◆ Given problem ◆
A line counts if it contains the string "also"; say how many such lines there are, giving only the number.

Dataset entries
-----
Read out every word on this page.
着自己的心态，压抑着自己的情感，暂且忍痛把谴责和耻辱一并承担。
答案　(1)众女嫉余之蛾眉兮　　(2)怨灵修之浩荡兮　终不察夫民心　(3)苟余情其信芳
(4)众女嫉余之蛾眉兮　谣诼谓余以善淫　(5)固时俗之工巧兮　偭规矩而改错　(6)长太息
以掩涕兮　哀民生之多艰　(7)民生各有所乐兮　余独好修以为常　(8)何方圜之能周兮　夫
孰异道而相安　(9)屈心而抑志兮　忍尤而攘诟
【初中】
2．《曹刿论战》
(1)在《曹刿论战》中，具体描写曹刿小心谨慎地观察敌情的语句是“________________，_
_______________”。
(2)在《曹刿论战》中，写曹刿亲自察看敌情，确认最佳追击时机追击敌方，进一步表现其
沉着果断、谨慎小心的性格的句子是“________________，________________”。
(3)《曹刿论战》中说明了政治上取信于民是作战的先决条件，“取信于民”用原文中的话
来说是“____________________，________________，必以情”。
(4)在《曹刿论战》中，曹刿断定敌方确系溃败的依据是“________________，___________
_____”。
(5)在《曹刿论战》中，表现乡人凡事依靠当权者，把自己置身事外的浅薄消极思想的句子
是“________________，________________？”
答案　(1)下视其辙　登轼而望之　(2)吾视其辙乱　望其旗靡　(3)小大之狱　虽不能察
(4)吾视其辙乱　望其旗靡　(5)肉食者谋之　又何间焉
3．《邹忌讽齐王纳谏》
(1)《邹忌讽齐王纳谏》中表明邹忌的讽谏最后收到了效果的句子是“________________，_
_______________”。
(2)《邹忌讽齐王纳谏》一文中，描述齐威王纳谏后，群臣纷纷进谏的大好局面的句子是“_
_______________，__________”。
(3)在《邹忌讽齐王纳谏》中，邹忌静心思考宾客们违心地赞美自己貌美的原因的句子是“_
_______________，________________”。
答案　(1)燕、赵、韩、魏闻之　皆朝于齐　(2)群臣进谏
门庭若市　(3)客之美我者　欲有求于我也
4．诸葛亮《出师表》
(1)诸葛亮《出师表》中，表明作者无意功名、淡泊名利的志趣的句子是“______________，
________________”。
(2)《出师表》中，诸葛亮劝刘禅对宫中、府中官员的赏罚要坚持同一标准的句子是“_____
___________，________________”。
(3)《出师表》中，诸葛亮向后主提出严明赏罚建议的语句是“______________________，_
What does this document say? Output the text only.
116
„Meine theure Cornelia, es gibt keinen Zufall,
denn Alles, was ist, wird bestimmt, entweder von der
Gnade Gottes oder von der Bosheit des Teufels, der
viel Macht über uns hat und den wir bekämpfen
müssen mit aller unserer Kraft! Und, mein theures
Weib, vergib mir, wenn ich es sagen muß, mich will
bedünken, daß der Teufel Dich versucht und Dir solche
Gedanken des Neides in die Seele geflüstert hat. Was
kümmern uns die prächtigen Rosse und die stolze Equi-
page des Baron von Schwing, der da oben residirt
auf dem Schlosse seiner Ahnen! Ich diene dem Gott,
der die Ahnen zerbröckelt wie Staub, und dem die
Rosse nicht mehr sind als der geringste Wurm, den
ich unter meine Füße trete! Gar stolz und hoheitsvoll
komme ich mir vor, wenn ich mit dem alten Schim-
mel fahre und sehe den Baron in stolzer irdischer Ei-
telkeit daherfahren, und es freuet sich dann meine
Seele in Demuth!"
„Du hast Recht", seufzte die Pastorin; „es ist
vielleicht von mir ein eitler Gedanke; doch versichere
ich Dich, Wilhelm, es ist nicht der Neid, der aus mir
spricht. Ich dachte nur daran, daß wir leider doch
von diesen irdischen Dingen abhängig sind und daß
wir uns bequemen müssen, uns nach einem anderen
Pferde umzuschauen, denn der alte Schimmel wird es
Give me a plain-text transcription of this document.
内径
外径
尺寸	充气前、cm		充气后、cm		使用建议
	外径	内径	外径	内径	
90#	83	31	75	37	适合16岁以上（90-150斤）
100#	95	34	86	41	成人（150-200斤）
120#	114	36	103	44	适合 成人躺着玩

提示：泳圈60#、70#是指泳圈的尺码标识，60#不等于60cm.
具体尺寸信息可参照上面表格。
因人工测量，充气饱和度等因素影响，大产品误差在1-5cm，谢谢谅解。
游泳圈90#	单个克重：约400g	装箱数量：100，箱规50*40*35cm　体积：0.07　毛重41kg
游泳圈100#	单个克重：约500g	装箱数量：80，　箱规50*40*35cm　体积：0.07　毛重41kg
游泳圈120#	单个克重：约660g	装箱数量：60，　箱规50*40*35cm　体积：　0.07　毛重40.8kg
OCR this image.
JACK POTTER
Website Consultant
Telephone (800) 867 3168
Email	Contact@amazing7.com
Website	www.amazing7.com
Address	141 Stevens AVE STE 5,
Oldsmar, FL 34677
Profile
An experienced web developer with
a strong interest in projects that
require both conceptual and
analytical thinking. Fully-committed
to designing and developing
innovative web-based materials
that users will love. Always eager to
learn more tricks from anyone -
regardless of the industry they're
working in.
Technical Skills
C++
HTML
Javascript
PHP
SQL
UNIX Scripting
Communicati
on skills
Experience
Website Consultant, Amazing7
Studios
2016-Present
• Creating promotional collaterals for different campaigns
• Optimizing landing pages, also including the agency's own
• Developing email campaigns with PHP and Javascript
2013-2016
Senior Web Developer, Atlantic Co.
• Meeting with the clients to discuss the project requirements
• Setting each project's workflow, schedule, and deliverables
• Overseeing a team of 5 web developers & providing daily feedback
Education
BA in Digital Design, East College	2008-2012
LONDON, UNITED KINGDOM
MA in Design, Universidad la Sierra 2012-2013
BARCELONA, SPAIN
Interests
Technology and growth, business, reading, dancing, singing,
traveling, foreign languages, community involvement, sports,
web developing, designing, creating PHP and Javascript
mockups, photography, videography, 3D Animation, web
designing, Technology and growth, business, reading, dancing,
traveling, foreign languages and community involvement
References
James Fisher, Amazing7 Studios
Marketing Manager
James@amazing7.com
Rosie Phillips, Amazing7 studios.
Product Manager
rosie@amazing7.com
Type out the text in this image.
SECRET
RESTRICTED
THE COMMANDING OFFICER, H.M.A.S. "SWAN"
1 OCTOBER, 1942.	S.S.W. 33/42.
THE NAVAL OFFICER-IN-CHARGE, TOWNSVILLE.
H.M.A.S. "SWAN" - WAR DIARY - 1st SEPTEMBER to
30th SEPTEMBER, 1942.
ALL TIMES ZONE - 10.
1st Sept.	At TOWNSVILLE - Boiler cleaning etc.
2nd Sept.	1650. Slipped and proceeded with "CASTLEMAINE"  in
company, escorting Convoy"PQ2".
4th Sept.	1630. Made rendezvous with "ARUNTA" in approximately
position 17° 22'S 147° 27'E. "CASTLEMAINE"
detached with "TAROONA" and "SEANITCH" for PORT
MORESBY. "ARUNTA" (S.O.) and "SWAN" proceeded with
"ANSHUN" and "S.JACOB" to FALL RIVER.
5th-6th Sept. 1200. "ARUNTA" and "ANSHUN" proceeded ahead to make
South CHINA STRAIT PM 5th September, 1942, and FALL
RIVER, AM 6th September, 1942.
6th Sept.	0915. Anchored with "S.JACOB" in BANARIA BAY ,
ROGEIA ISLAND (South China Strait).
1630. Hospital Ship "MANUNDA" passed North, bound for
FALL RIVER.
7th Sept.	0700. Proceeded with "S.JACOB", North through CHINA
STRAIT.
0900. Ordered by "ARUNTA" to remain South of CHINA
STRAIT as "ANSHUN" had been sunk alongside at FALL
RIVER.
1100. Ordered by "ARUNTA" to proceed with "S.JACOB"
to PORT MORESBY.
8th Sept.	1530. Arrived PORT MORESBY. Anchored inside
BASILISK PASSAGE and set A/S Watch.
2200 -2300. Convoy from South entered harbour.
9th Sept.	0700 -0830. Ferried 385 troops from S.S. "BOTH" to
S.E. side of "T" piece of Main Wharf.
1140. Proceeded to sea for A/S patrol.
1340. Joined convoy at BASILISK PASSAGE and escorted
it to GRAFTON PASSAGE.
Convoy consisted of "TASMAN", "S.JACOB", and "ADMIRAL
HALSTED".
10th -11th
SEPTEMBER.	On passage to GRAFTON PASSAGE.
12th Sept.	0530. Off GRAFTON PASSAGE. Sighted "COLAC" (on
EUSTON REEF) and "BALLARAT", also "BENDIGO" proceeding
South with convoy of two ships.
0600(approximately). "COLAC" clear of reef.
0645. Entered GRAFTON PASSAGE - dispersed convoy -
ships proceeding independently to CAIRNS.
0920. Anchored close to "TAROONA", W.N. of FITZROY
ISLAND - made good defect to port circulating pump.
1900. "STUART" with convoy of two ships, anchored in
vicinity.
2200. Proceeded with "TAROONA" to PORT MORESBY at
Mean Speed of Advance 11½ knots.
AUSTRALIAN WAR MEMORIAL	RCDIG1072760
-----
◆ Worked solution ◆
2